Exercise requirements
Which lines hold the word "Accuracy"? Copy each of them from the material.
[begin Stored records]
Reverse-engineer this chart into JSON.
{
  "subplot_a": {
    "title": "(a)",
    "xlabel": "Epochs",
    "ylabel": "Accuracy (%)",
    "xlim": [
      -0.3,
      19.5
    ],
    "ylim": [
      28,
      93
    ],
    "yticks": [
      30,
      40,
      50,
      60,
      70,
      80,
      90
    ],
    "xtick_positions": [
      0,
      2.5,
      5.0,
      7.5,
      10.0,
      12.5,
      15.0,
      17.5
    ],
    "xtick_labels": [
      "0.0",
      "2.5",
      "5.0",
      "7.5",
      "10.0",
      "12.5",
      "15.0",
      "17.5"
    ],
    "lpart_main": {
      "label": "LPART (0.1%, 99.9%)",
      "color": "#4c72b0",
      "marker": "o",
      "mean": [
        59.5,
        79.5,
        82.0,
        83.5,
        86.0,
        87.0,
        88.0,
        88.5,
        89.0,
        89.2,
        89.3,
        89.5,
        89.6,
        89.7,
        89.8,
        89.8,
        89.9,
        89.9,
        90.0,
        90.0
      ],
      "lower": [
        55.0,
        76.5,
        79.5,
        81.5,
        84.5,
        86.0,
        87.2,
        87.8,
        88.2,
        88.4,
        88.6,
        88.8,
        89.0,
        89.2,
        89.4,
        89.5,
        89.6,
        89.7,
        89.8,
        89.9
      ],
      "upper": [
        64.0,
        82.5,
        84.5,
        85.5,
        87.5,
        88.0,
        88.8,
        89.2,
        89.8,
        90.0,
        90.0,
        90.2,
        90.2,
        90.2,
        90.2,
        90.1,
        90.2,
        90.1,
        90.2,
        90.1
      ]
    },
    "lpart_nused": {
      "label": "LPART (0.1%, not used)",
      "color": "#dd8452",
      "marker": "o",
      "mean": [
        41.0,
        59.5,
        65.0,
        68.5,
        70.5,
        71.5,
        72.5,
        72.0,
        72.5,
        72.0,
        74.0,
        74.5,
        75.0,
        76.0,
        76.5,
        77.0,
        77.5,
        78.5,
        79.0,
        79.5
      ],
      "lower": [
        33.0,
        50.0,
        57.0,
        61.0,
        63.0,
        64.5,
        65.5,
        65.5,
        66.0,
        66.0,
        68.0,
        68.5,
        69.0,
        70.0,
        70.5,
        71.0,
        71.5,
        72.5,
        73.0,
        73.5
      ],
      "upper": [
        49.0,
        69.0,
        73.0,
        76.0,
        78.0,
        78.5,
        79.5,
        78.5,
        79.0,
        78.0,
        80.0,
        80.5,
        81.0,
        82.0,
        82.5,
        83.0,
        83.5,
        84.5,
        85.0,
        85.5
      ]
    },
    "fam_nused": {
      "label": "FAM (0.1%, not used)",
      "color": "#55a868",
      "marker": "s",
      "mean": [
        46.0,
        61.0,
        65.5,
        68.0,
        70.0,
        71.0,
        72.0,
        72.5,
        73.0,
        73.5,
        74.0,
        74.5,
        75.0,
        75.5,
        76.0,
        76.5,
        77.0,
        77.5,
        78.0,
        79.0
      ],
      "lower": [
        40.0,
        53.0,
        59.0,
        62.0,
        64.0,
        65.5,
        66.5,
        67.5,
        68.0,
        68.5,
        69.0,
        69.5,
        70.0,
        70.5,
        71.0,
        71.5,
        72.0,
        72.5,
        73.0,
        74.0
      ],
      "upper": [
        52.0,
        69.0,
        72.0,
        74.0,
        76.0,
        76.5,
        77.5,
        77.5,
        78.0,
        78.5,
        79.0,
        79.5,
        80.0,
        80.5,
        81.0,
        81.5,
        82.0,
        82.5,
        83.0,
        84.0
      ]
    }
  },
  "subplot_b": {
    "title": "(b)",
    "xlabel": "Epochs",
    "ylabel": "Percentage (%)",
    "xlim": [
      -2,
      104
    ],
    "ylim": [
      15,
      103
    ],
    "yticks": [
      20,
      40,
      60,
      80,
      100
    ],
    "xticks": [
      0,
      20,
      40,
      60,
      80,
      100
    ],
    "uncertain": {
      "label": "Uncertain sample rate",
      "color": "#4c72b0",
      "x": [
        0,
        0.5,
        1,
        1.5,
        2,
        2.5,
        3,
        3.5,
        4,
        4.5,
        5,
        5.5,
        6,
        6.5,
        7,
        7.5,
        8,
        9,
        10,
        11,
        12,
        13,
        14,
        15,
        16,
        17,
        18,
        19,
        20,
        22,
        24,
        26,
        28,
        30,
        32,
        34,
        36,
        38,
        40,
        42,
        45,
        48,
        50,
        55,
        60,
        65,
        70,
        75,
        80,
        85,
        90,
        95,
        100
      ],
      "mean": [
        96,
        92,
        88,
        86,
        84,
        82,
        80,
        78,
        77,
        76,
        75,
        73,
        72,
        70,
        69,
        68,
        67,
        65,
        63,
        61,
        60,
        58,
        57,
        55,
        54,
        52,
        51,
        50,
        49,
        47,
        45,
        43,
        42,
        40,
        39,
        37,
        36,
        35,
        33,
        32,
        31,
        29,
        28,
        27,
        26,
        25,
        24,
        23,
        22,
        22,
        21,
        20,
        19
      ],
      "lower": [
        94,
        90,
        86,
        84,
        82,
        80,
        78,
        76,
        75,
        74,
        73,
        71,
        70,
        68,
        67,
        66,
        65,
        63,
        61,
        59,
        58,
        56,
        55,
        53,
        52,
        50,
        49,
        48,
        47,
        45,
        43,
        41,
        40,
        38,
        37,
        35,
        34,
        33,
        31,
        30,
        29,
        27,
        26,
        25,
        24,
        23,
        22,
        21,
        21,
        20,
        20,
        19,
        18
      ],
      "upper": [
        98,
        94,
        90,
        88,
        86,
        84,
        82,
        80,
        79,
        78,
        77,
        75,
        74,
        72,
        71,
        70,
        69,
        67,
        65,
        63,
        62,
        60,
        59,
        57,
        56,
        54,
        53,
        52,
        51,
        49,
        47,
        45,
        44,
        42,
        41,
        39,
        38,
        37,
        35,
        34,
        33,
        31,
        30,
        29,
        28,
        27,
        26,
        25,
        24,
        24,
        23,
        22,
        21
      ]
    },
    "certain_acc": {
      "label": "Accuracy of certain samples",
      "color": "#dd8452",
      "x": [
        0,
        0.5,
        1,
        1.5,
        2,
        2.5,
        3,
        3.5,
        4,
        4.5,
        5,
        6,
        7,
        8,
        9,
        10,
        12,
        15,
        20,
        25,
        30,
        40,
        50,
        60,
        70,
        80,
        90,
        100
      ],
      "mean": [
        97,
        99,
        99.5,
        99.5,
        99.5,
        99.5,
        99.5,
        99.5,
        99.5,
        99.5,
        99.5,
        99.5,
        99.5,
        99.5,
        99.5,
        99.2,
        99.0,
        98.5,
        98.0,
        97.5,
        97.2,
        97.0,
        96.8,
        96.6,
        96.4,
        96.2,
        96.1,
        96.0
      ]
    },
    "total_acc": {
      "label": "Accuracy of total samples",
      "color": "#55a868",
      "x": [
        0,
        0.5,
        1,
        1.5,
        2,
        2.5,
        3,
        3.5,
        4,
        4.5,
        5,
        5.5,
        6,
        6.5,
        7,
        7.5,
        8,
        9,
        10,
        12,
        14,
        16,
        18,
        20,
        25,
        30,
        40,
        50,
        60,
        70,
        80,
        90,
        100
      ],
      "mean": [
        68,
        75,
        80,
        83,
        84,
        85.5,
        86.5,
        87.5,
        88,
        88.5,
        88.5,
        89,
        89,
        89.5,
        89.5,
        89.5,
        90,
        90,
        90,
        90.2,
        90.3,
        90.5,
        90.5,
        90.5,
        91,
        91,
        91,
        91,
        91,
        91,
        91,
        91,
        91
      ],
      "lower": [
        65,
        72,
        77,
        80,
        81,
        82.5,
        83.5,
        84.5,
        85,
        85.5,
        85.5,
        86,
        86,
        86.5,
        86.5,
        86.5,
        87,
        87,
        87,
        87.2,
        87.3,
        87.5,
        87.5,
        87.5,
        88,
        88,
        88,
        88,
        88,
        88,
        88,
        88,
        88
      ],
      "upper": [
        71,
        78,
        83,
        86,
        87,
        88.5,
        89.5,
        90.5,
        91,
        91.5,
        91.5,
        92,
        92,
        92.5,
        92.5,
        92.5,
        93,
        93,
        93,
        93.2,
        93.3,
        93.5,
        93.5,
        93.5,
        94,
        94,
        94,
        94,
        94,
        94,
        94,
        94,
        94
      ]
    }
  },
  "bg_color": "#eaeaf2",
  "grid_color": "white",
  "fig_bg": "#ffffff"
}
[end Stored records]
Answer to this problem
    "ylabel": "Accuracy (%)",
      "label": "Accuracy of certain samples",
      "label": "Accuracy of total samples",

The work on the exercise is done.